## Exercise
Pull each line holding the word "duivin" from the data.

--- start Data for the task ---

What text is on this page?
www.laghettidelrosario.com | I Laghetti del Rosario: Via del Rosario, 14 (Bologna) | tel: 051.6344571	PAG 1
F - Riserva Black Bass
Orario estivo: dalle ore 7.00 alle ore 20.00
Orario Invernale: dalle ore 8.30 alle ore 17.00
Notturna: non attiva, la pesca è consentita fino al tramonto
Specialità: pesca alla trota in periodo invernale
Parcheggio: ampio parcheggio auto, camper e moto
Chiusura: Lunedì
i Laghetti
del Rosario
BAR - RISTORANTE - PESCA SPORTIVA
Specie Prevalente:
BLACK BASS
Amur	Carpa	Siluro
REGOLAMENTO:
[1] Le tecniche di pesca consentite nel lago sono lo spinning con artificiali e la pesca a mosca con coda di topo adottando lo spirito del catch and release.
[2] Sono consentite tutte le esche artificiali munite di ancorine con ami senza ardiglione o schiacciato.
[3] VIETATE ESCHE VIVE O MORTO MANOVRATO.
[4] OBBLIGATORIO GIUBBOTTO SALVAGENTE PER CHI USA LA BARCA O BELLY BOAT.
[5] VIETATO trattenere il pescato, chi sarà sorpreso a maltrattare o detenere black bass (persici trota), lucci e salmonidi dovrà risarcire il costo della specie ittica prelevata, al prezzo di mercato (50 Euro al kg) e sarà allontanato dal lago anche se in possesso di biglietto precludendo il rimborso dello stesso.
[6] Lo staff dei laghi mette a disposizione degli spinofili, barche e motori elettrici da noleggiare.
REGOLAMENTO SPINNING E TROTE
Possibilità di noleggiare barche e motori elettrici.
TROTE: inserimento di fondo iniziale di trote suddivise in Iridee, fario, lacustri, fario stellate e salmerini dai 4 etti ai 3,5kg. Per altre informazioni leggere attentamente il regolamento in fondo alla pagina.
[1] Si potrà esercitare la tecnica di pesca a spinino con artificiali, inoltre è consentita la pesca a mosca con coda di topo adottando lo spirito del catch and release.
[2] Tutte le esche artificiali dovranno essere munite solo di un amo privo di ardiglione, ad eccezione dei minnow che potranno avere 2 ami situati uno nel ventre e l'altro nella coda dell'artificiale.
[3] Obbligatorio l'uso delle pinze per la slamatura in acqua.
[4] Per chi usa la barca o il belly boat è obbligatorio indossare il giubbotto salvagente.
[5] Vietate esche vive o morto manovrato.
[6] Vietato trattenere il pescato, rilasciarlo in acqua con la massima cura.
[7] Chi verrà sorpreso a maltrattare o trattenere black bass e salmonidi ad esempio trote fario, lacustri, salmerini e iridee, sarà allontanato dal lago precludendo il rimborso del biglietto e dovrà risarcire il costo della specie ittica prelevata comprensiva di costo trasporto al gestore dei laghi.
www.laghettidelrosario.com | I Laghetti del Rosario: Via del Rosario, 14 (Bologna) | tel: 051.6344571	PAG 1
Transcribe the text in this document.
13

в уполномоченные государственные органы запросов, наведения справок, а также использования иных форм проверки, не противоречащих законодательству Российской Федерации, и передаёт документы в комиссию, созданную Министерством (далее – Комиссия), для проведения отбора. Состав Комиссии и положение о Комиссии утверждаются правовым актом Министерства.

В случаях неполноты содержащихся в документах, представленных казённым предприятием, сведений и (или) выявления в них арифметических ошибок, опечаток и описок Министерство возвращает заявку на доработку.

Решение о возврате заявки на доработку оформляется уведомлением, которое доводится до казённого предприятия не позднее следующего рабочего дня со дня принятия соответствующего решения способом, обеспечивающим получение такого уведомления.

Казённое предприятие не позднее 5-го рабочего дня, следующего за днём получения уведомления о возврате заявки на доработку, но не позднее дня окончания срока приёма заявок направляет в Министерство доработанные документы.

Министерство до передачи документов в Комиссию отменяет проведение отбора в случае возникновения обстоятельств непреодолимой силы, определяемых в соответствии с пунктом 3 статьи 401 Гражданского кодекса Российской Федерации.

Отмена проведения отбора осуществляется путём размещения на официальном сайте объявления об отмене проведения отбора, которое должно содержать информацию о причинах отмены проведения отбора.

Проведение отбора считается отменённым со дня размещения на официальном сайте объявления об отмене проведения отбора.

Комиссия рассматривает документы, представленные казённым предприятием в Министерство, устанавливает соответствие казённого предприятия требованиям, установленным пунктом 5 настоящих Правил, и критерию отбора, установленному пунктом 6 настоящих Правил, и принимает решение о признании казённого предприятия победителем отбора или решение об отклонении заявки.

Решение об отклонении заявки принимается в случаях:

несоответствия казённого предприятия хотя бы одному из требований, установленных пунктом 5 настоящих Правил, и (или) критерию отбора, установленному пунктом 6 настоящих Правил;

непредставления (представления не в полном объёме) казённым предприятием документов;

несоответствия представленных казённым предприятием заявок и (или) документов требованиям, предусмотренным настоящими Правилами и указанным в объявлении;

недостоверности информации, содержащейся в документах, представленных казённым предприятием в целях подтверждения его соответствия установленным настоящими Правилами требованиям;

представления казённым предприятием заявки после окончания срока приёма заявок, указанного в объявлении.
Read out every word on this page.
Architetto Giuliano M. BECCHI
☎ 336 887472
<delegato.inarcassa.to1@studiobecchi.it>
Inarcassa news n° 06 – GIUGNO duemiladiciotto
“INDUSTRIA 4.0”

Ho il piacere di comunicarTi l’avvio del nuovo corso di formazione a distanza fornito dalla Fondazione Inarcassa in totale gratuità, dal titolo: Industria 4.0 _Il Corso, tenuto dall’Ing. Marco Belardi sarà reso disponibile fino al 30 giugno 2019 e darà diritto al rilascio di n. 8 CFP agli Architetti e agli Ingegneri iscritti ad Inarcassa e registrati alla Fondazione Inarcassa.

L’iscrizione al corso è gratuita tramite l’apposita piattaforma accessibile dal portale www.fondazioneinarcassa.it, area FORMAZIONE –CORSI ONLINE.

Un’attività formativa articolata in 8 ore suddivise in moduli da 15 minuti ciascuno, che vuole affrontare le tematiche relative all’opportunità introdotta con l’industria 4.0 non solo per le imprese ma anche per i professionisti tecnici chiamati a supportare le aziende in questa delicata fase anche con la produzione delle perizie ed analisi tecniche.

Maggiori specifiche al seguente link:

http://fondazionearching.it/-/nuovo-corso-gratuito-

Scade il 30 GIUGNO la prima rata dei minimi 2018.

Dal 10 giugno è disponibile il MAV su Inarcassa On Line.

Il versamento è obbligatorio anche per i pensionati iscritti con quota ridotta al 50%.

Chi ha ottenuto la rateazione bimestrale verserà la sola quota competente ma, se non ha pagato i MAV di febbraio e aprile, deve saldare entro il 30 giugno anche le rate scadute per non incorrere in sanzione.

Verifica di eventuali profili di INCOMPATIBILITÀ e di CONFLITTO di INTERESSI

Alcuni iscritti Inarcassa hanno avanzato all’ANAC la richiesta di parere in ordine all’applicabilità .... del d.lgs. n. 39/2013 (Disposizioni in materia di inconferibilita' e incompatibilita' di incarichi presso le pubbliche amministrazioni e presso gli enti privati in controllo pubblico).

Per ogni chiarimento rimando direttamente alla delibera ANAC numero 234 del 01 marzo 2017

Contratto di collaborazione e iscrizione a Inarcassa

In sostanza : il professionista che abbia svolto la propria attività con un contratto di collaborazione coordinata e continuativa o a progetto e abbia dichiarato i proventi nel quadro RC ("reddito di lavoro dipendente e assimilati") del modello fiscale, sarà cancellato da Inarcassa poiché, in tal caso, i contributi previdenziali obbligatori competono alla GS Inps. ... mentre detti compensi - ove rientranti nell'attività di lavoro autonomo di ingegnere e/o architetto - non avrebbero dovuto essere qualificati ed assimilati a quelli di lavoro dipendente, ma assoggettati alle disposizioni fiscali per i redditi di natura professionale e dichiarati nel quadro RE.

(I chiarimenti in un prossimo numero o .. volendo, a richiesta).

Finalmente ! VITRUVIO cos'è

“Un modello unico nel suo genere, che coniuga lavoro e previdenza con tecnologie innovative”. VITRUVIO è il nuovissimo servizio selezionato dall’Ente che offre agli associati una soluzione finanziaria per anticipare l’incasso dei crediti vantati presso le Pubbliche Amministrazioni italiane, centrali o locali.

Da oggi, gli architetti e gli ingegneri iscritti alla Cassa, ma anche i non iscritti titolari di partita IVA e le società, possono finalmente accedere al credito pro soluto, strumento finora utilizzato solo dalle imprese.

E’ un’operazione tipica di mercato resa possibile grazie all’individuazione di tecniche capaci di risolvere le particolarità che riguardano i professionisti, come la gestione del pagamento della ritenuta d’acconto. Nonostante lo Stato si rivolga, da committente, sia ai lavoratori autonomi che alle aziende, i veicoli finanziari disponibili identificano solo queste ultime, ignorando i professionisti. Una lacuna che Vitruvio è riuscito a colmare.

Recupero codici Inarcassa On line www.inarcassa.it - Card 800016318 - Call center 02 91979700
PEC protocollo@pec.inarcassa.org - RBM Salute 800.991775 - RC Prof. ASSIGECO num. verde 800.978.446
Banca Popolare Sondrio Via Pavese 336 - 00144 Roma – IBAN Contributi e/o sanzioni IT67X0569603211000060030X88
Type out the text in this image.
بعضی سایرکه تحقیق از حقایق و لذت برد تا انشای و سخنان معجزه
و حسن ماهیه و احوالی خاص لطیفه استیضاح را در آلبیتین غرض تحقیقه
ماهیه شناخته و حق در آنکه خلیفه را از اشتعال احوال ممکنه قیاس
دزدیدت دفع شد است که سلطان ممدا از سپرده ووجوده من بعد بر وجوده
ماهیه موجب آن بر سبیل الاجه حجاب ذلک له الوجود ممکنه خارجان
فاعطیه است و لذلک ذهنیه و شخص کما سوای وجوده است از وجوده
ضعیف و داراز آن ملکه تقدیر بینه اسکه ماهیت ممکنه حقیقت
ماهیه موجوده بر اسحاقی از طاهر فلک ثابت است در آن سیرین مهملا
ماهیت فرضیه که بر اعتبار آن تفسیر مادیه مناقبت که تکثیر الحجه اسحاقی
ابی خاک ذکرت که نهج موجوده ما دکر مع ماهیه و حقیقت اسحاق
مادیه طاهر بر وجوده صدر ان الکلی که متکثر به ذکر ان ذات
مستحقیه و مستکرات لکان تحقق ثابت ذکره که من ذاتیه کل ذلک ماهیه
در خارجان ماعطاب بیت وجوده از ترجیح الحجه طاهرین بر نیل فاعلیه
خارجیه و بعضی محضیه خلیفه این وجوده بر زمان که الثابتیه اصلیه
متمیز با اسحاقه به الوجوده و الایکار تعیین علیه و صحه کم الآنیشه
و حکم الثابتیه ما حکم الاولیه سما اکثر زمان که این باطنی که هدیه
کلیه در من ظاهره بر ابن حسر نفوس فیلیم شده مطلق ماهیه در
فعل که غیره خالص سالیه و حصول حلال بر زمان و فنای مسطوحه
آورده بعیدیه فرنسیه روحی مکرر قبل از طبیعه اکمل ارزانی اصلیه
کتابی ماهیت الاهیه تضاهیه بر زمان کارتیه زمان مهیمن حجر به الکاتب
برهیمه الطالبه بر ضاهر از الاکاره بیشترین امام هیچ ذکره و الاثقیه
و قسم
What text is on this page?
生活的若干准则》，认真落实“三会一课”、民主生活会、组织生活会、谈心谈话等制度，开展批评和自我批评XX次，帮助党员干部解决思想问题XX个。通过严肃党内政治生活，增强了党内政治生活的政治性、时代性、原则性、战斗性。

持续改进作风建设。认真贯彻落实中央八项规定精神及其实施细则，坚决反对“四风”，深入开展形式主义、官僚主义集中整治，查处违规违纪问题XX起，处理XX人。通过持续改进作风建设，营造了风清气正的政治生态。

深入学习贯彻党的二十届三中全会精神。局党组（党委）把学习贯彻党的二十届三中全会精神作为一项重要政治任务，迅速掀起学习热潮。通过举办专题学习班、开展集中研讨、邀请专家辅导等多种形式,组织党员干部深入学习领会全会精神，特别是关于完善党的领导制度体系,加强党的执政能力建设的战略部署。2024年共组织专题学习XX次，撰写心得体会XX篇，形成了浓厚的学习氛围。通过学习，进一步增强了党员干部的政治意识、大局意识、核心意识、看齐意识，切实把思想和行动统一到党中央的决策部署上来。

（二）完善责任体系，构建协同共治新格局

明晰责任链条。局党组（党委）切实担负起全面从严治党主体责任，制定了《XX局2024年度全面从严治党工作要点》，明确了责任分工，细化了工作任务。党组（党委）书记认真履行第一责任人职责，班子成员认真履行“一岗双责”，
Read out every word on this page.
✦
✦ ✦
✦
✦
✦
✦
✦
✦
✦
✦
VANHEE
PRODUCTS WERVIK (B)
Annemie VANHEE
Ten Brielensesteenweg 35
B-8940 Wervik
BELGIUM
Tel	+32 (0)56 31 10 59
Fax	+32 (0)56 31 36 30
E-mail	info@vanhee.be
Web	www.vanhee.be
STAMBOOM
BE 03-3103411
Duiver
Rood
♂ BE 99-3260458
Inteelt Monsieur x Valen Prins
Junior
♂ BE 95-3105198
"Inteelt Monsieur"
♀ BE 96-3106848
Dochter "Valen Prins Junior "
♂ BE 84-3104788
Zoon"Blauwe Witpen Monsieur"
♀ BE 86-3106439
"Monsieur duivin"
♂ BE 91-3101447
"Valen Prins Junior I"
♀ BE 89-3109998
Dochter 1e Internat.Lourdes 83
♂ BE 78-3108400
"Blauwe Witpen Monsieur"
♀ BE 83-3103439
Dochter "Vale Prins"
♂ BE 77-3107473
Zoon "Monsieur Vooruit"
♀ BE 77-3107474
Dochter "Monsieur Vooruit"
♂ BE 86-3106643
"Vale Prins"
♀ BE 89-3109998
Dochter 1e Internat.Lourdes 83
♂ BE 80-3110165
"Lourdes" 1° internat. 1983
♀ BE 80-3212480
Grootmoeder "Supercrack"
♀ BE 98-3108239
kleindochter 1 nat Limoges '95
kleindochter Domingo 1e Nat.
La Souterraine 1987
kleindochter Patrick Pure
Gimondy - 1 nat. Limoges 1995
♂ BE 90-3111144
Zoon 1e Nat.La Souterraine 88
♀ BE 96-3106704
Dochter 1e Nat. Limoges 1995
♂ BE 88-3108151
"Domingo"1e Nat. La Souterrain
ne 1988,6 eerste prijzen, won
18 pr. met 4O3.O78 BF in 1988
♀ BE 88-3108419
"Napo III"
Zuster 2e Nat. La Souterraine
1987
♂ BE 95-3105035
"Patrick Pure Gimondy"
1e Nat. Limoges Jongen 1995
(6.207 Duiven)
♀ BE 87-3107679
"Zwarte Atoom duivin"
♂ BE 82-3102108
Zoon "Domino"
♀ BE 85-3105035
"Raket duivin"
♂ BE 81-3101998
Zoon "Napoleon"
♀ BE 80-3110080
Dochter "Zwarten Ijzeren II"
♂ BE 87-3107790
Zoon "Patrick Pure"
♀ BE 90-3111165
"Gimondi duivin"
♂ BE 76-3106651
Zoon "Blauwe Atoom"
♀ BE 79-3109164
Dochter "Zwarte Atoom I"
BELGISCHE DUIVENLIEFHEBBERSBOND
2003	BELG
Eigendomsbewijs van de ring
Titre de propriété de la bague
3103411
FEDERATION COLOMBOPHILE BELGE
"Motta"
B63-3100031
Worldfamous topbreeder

--- end Data for the task ---

## Worked solution
"Monsieur duivin"
"Zwarte Atoom duivin"
"Raket duivin"
"Gimondi duivin"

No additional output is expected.